**MATERIAL SUPPLIED**

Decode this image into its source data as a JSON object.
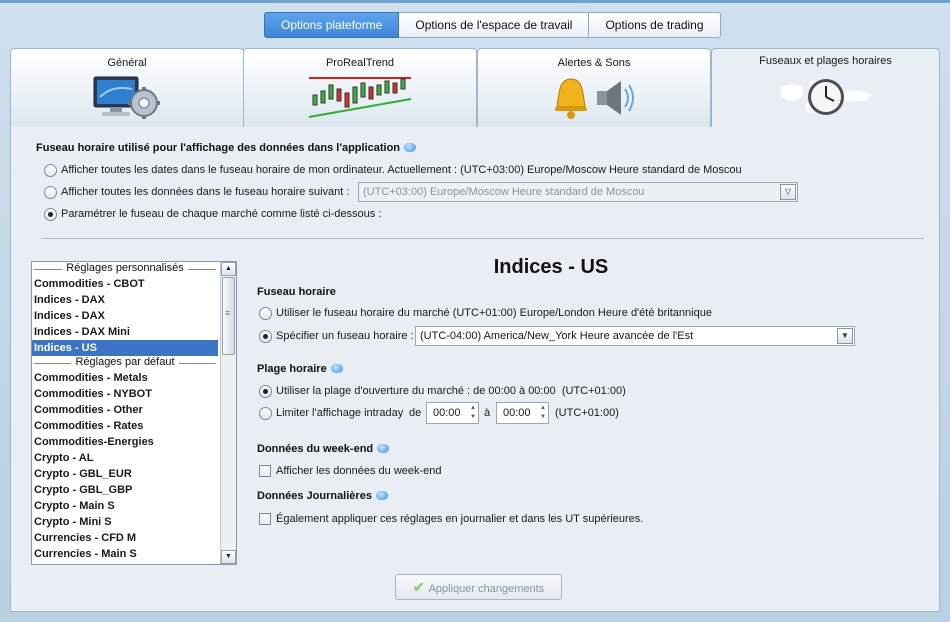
{
  "top_tabs": [
    "Options plateforme",
    "Options de l'espace de travail",
    "Options de trading"
  ],
  "category_tabs": [
    "Général",
    "ProRealTrend",
    "Alertes & Sons",
    "Fuseaux et plages horaires"
  ],
  "timezone_section": {
    "title": "Fuseau horaire utilisé pour l'affichage des données dans l'application",
    "option1": "Afficher toutes les dates dans le fuseau horaire de mon ordinateur. Actuellement : (UTC+03:00) Europe/Moscow Heure standard de Moscou",
    "option2": "Afficher toutes les données dans le fuseau horaire suivant :",
    "option2_value": "(UTC+03:00) Europe/Moscow Heure standard de Moscou",
    "option3": "Paramétrer le fuseau de chaque marché comme listé ci-dessous :"
  },
  "market_list": {
    "group_custom": "Réglages personnalisés",
    "custom_items": [
      "Commodities - CBOT",
      "Indices - DAX",
      "Indices - DAX",
      "Indices - DAX Mini",
      "Indices - US"
    ],
    "group_default": "Réglages par défaut",
    "default_items": [
      "Commodities - Metals",
      "Commodities - NYBOT",
      "Commodities - Other",
      "Commodities - Rates",
      "Commodities-Energies",
      "Crypto - AL",
      "Crypto - GBL_EUR",
      "Crypto - GBL_GBP",
      "Crypto - Main S",
      "Crypto - Mini S",
      "Currencies - CFD M",
      "Currencies - Main S"
    ]
  },
  "detail": {
    "heading": "Indices - US",
    "tz_title": "Fuseau horaire",
    "tz_opt1": "Utiliser le fuseau horaire du marché (UTC+01:00) Europe/London Heure d'été britannique",
    "tz_opt2": "Spécifier un fuseau horaire :",
    "tz_opt2_value": "(UTC-04:00) America/New_York Heure avancée de l'Est",
    "hours_title": "Plage horaire",
    "hours_opt1": "Utiliser la plage d'ouverture du marché : de 00:00 à 00:00",
    "hours_opt1_tz": "(UTC+01:00)",
    "hours_opt2": "Limiter l'affichage intraday",
    "hours_de": "de",
    "hours_a": "à",
    "hours_from": "00:00",
    "hours_to": "00:00",
    "hours_opt2_tz": "(UTC+01:00)",
    "weekend_title": "Données du week-end",
    "weekend_opt": "Afficher les données du week-end",
    "daily_title": "Données Journalières",
    "daily_opt": "Également appliquer ces réglages en journalier et dans les UT supérieures."
  },
  "apply_button": "Appliquer changements",
  "colors": {
    "accent": "#3f86d8",
    "selection": "#3c74c6",
    "panel": "#e8eef4"
  }
}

**WHAT THIS TASK INVOLVES**
Quote the entries in full. Any image among them is to be omitted from the copy.

**COMPLETE RESPONSE**
Decode this image into its source data as a JSON object.
{
  "top_tabs": [
    "Options plateforme",
    "Options de l'espace de travail",
    "Options de trading"
  ],
  "category_tabs": [
    "Général",
    "ProRealTrend",
    "Alertes & Sons",
    "Fuseaux et plages horaires"
  ],
  "timezone_section": {
    "title": "Fuseau horaire utilisé pour l'affichage des données dans l'application",
    "option1": "Afficher toutes les dates dans le fuseau horaire de mon ordinateur. Actuellement : (UTC+03:00) Europe/Moscow Heure standard de Moscou",
    "option2": "Afficher toutes les données dans le fuseau horaire suivant :",
    "option2_value": "(UTC+03:00) Europe/Moscow Heure standard de Moscou",
    "option3": "Paramétrer le fuseau de chaque marché comme listé ci-dessous :"
  },
  "market_list": {
    "group_custom": "Réglages personnalisés",
    "custom_items": [
      "Commodities - CBOT",
      "Indices - DAX",
      "Indices - DAX",
      "Indices - DAX Mini",
      "Indices - US"
    ],
    "group_default": "Réglages par défaut",
    "default_items": [
      "Commodities - Metals",
      "Commodities - NYBOT",
      "Commodities - Other",
      "Commodities - Rates",
      "Commodities-Energies",
      "Crypto - AL",
      "Crypto - GBL_EUR",
      "Crypto - GBL_GBP",
      "Crypto - Main S",
      "Crypto - Mini S",
      "Currencies - CFD M",
      "Currencies - Main S"
    ]
  },
  "detail": {
    "heading": "Indices - US",
    "tz_title": "Fuseau horaire",
    "tz_opt1": "Utiliser le fuseau horaire du marché (UTC+01:00) Europe/London Heure d'été britannique",
    "tz_opt2": "Spécifier un fuseau horaire :",
    "tz_opt2_value": "(UTC-04:00) America/New_York Heure avancée de l'Est",
    "hours_title": "Plage horaire",
    "hours_opt1": "Utiliser la plage d'ouverture du marché : de 00:00 à 00:00",
    "hours_opt1_tz": "(UTC+01:00)",
    "hours_opt2": "Limiter l'affichage intraday",
    "hours_de": "de",
    "hours_a": "à",
    "hours_from": "00:00",
    "hours_to": "00:00",
    "hours_opt2_tz": "(UTC+01:00)",
    "weekend_title": "Données du week-end",
    "weekend_opt": "Afficher les données du week-end",
    "daily_title": "Données Journalières",
    "daily_opt": "Également appliquer ces réglages en journalier et dans les UT supérieures."
  },
  "apply_button": "Appliquer changements",
  "colors": {
    "accent": "#3f86d8",
    "selection": "#3c74c6",
    "panel": "#e8eef4"
  }
}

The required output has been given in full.